Stored data –
━━━━━━━━━━━━━━━━━━━━━━━━━━━━━━

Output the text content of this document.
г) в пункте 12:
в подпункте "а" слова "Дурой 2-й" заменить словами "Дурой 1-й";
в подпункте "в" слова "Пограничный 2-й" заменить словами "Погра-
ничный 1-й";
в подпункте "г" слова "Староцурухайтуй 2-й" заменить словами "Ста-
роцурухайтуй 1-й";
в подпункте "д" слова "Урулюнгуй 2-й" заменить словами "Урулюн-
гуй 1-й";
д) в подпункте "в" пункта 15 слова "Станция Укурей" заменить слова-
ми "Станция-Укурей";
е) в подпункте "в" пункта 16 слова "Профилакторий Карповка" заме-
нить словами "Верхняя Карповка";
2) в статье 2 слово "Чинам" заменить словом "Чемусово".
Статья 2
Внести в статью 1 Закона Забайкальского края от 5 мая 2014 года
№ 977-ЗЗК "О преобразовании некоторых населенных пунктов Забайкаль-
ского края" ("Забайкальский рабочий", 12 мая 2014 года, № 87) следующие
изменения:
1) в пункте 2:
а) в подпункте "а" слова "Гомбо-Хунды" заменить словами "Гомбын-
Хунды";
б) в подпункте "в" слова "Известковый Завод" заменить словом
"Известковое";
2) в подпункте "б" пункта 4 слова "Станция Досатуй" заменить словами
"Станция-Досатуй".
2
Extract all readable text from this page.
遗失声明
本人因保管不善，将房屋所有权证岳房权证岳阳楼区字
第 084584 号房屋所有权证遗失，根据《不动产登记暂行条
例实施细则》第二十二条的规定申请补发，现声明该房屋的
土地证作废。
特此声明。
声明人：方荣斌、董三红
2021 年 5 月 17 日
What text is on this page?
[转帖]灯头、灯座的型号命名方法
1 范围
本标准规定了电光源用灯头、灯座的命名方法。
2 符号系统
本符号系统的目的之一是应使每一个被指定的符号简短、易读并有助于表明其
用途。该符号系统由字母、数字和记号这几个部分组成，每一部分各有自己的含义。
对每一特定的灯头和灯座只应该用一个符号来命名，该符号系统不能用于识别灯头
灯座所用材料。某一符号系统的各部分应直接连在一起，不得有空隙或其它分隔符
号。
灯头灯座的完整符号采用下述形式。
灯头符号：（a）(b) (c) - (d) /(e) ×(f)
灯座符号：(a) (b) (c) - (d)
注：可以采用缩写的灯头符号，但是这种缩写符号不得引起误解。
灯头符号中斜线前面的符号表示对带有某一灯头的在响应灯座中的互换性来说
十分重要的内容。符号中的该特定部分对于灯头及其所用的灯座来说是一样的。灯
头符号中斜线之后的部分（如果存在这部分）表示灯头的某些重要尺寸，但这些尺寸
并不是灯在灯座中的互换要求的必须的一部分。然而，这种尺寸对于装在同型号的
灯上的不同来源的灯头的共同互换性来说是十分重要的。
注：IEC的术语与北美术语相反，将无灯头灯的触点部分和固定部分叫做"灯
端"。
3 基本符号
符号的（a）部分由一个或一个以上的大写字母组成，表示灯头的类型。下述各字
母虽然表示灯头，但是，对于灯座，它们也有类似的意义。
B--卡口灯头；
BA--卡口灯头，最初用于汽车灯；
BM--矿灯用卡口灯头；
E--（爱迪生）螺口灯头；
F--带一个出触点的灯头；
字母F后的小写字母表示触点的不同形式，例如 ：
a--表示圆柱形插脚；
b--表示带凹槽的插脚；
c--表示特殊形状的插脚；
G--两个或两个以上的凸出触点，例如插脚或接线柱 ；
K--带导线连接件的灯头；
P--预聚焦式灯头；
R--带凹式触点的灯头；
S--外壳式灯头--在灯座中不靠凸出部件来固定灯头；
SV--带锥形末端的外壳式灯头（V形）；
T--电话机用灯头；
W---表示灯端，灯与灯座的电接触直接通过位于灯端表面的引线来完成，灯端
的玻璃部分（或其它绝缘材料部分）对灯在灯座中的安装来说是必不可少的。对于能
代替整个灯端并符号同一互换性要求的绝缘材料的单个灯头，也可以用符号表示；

━━━━━━━━━━━━━━━━━━━━━━━━━━━━━━

To do – From the records above, please extract every line and repeat it exactly.

Written response –
Output the text content of this document.
г) в пункте 12:
в подпункте "а" слова "Дурой 2-й" заменить словами "Дурой 1-й";
в подпункте "в" слова "Пограничный 2-й" заменить словами "Погра-
ничный 1-й";
в подпункте "г" слова "Староцурухайтуй 2-й" заменить словами "Ста-
роцурухайтуй 1-й";
в подпункте "д" слова "Урулюнгуй 2-й" заменить словами "Урулюн-
гуй 1-й";
д) в подпункте "в" пункта 15 слова "Станция Укурей" заменить слова-
ми "Станция-Укурей";
е) в подпункте "в" пункта 16 слова "Профилакторий Карповка" заме-
нить словами "Верхняя Карповка";
2) в статье 2 слово "Чинам" заменить словом "Чемусово".
Статья 2
Внести в статью 1 Закона Забайкальского края от 5 мая 2014 года
№ 977-ЗЗК "О преобразовании некоторых населенных пунктов Забайкаль-
ского края" ("Забайкальский рабочий", 12 мая 2014 года, № 87) следующие
изменения:
1) в пункте 2:
а) в подпункте "а" слова "Гомбо-Хунды" заменить словами "Гомбын-
Хунды";
б) в подпункте "в" слова "Известковый Завод" заменить словом
"Известковое";
2) в подпункте "б" пункта 4 слова "Станция Досатуй" заменить словами
"Станция-Досатуй".
2
Extract all readable text from this page.
遗失声明
本人因保管不善，将房屋所有权证岳房权证岳阳楼区字
第 084584 号房屋所有权证遗失，根据《不动产登记暂行条
例实施细则》第二十二条的规定申请补发，现声明该房屋的
土地证作废。
特此声明。
声明人：方荣斌、董三红
2021 年 5 月 17 日
What text is on this page?
[转帖]灯头、灯座的型号命名方法
1 范围
本标准规定了电光源用灯头、灯座的命名方法。
2 符号系统
本符号系统的目的之一是应使每一个被指定的符号简短、易读并有助于表明其
用途。该符号系统由字母、数字和记号这几个部分组成，每一部分各有自己的含义。
对每一特定的灯头和灯座只应该用一个符号来命名，该符号系统不能用于识别灯头
灯座所用材料。某一符号系统的各部分应直接连在一起，不得有空隙或其它分隔符
号。
灯头灯座的完整符号采用下述形式。
灯头符号：（a）(b) (c) - (d) /(e) ×(f)
灯座符号：(a) (b) (c) - (d)
注：可以采用缩写的灯头符号，但是这种缩写符号不得引起误解。
灯头符号中斜线前面的符号表示对带有某一灯头的在响应灯座中的互换性来说
十分重要的内容。符号中的该特定部分对于灯头及其所用的灯座来说是一样的。灯
头符号中斜线之后的部分（如果存在这部分）表示灯头的某些重要尺寸，但这些尺寸
并不是灯在灯座中的互换要求的必须的一部分。然而，这种尺寸对于装在同型号的
灯上的不同来源的灯头的共同互换性来说是十分重要的。
注：IEC的术语与北美术语相反，将无灯头灯的触点部分和固定部分叫做"灯
端"。
3 基本符号
符号的（a）部分由一个或一个以上的大写字母组成，表示灯头的类型。下述各字
母虽然表示灯头，但是，对于灯座，它们也有类似的意义。
B--卡口灯头；
BA--卡口灯头，最初用于汽车灯；
BM--矿灯用卡口灯头；
E--（爱迪生）螺口灯头；
F--带一个出触点的灯头；
字母F后的小写字母表示触点的不同形式，例如 ：
a--表示圆柱形插脚；
b--表示带凹槽的插脚；
c--表示特殊形状的插脚；
G--两个或两个以上的凸出触点，例如插脚或接线柱 ；
K--带导线连接件的灯头；
P--预聚焦式灯头；
R--带凹式触点的灯头；
S--外壳式灯头--在灯座中不靠凸出部件来固定灯头；
SV--带锥形末端的外壳式灯头（V形）；
T--电话机用灯头；
W---表示灯端，灯与灯座的电接触直接通过位于灯端表面的引线来完成，灯端
的玻璃部分（或其它绝缘材料部分）对灯在灯座中的安装来说是必不可少的。对于能
代替整个灯端并符号同一互换性要求的绝缘材料的单个灯头，也可以用符号表示；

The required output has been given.